- [AIM]: Pick out each line containing the string "года" and copy it.

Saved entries
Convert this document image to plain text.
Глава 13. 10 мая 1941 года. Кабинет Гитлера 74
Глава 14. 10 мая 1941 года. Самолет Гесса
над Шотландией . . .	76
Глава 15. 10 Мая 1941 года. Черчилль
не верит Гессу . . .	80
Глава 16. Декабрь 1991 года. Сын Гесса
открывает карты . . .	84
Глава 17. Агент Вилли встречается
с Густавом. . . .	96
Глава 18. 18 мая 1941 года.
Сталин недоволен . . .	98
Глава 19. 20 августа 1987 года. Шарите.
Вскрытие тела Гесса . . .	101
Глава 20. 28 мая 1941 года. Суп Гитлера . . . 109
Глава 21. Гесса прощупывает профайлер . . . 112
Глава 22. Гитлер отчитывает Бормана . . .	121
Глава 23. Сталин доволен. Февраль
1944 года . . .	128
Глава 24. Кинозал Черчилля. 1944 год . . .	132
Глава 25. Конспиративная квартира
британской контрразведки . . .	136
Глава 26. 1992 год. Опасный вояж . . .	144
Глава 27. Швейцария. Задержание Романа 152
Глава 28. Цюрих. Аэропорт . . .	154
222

---

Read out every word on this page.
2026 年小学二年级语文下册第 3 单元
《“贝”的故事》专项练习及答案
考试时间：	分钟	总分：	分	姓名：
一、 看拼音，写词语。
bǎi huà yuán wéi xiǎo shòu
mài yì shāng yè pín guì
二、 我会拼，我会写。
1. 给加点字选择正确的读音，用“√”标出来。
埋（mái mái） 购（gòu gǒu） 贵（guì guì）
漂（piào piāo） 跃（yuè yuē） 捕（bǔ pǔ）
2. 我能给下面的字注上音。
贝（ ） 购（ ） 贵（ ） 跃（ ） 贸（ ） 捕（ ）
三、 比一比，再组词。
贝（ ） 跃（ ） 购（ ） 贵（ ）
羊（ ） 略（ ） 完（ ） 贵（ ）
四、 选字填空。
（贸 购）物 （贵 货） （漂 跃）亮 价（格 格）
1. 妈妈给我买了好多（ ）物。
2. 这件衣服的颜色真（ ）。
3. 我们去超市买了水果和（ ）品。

- [THE COMPLETED TASK]:
Глава 13. 10 мая 1941 года. Кабинет Гитлера 74
Глава 14. 10 мая 1941 года. Самолет Гесса
Глава 15. 10 Мая 1941 года. Черчилль
Глава 16. Декабрь 1991 года. Сын Гесса
Глава 18. 18 мая 1941 года.
Глава 19. 20 августа 1987 года. Шарите.
Глава 20. 28 мая 1941 года. Суп Гитлера . . . 109
1944 года . . .	128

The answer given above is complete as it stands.